— Start of Records shown —

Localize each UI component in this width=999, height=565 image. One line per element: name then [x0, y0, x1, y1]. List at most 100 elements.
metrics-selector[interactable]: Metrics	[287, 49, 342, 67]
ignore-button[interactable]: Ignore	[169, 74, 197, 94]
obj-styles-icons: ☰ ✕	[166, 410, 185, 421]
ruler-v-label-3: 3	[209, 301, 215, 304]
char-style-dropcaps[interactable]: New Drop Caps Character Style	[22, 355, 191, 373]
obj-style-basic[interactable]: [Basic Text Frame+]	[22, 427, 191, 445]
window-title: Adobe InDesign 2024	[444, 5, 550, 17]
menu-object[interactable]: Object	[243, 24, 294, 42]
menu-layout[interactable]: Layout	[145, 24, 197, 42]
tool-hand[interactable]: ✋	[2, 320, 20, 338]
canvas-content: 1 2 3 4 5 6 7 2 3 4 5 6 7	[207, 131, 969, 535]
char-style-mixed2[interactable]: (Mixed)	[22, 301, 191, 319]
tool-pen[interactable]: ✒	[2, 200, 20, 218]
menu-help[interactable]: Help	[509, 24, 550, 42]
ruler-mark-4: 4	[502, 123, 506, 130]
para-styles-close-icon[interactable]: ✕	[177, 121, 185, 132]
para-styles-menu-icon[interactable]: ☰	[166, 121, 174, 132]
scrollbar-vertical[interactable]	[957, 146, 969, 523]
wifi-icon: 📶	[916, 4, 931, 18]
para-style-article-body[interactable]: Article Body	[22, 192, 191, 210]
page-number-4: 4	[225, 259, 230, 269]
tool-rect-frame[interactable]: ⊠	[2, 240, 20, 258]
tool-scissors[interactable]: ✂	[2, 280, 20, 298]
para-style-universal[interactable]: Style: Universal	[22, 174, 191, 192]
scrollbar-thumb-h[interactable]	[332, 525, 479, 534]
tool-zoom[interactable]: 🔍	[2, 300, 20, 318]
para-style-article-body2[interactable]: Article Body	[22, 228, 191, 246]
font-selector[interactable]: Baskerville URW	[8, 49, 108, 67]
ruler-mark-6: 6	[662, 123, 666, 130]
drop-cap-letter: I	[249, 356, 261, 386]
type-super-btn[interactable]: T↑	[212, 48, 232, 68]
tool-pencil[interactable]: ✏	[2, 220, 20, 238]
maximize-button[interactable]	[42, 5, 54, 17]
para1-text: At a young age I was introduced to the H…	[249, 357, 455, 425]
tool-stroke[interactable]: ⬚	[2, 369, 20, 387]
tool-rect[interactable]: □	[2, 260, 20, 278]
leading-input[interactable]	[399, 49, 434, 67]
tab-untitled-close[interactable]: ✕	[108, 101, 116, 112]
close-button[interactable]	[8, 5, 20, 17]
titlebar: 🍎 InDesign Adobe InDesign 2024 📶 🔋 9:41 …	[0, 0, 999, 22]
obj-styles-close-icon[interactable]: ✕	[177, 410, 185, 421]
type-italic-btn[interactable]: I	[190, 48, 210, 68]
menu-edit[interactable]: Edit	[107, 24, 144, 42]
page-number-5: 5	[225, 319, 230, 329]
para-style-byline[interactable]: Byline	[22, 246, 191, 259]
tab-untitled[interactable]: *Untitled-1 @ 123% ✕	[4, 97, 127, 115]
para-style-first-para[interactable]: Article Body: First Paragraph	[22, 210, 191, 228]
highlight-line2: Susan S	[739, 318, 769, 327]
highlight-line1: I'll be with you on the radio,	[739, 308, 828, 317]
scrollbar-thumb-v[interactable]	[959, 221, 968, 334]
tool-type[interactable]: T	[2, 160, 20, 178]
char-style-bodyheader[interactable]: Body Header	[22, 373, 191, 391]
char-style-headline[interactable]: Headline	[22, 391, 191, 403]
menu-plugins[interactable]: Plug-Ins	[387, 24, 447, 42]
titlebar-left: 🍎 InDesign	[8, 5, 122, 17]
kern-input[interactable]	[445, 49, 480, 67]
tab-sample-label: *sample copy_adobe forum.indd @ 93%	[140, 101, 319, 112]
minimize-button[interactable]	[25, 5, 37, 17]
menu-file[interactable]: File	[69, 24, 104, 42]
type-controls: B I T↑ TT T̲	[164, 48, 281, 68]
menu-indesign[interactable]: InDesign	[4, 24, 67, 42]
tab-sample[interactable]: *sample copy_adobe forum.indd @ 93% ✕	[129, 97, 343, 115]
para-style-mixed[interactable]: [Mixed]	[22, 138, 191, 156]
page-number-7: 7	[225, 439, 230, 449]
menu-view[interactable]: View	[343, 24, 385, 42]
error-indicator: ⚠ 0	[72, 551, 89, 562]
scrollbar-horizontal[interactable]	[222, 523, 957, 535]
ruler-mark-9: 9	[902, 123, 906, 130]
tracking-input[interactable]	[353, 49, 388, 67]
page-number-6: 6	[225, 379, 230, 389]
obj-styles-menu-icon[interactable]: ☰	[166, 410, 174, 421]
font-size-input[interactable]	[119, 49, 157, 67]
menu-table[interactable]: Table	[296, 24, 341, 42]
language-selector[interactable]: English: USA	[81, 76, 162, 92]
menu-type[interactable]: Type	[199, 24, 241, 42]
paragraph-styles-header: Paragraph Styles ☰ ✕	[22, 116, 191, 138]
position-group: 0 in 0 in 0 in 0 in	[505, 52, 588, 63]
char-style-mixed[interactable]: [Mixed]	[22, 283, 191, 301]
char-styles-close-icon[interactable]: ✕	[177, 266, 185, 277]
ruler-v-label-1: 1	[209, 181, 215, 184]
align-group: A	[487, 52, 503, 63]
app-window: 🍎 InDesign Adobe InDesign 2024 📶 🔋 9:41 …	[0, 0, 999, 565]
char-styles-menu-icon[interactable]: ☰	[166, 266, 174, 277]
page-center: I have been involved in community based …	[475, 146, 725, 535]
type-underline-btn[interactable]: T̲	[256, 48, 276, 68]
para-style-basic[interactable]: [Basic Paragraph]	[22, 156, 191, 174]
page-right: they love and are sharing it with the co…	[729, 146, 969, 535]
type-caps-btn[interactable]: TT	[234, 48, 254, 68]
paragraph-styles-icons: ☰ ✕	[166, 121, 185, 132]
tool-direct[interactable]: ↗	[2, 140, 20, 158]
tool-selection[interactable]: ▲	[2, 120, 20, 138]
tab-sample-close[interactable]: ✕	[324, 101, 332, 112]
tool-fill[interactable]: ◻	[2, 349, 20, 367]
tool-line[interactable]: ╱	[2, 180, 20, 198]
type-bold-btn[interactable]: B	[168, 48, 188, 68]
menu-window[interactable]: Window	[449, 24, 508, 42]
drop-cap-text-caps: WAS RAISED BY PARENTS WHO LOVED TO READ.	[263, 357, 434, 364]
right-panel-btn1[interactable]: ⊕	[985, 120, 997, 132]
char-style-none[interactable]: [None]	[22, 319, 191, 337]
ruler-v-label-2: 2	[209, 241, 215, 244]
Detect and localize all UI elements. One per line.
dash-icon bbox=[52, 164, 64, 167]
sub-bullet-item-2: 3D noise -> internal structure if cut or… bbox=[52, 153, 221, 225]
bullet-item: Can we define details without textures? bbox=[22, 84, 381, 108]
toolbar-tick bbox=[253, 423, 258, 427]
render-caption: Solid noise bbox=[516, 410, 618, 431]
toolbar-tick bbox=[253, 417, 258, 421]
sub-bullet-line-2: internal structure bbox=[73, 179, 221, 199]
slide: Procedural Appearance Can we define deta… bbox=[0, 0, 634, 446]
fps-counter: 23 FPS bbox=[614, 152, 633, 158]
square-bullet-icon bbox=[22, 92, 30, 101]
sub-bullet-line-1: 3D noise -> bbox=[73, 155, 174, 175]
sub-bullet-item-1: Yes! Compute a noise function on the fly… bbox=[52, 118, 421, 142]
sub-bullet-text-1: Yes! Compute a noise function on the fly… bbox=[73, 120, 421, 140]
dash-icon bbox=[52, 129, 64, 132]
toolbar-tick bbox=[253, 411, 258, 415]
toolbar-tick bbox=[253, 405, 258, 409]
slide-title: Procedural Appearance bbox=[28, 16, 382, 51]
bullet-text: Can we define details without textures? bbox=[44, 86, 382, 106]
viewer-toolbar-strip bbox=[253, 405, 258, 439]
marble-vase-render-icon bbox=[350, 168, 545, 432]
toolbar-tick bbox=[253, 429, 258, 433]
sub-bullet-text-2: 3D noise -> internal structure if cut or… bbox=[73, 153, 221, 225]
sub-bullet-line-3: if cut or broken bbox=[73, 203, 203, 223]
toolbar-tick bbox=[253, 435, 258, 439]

— End of Records shown —

▶ _Task_:
Quote the rows word for word, from the first one through the line that contains "49, 434, 67]".

▶ _The completed task_:
Localize each UI component in this width=999, height=565 image. One line per element: name then [x0, y0, x1, y1]. List at most 100 elements.
metrics-selector[interactable]: Metrics	[287, 49, 342, 67]
ignore-button[interactable]: Ignore	[169, 74, 197, 94]
obj-styles-icons: ☰ ✕	[166, 410, 185, 421]
ruler-v-label-3: 3	[209, 301, 215, 304]
char-style-dropcaps[interactable]: New Drop Caps Character Style	[22, 355, 191, 373]
obj-style-basic[interactable]: [Basic Text Frame+]	[22, 427, 191, 445]
window-title: Adobe InDesign 2024	[444, 5, 550, 17]
menu-object[interactable]: Object	[243, 24, 294, 42]
menu-layout[interactable]: Layout	[145, 24, 197, 42]
tool-hand[interactable]: ✋	[2, 320, 20, 338]
canvas-content: 1 2 3 4 5 6 7 2 3 4 5 6 7	[207, 131, 969, 535]
char-style-mixed2[interactable]: (Mixed)	[22, 301, 191, 319]
tool-pen[interactable]: ✒	[2, 200, 20, 218]
menu-help[interactable]: Help	[509, 24, 550, 42]
ruler-mark-4: 4	[502, 123, 506, 130]
para-styles-close-icon[interactable]: ✕	[177, 121, 185, 132]
para-styles-menu-icon[interactable]: ☰	[166, 121, 174, 132]
scrollbar-vertical[interactable]	[957, 146, 969, 523]
wifi-icon: 📶	[916, 4, 931, 18]
para-style-article-body[interactable]: Article Body	[22, 192, 191, 210]
page-number-4: 4	[225, 259, 230, 269]
tool-rect-frame[interactable]: ⊠	[2, 240, 20, 258]
tool-scissors[interactable]: ✂	[2, 280, 20, 298]
para-style-universal[interactable]: Style: Universal	[22, 174, 191, 192]
scrollbar-thumb-h[interactable]	[332, 525, 479, 534]
tool-zoom[interactable]: 🔍	[2, 300, 20, 318]
para-style-article-body2[interactable]: Article Body	[22, 228, 191, 246]
font-selector[interactable]: Baskerville URW	[8, 49, 108, 67]
ruler-mark-6: 6	[662, 123, 666, 130]
drop-cap-letter: I	[249, 356, 261, 386]
type-super-btn[interactable]: T↑	[212, 48, 232, 68]
tool-pencil[interactable]: ✏	[2, 220, 20, 238]
maximize-button[interactable]	[42, 5, 54, 17]
para1-text: At a young age I was introduced to the H…	[249, 357, 455, 425]
tool-stroke[interactable]: ⬚	[2, 369, 20, 387]
tool-rect[interactable]: □	[2, 260, 20, 278]
leading-input[interactable]	[399, 49, 434, 67]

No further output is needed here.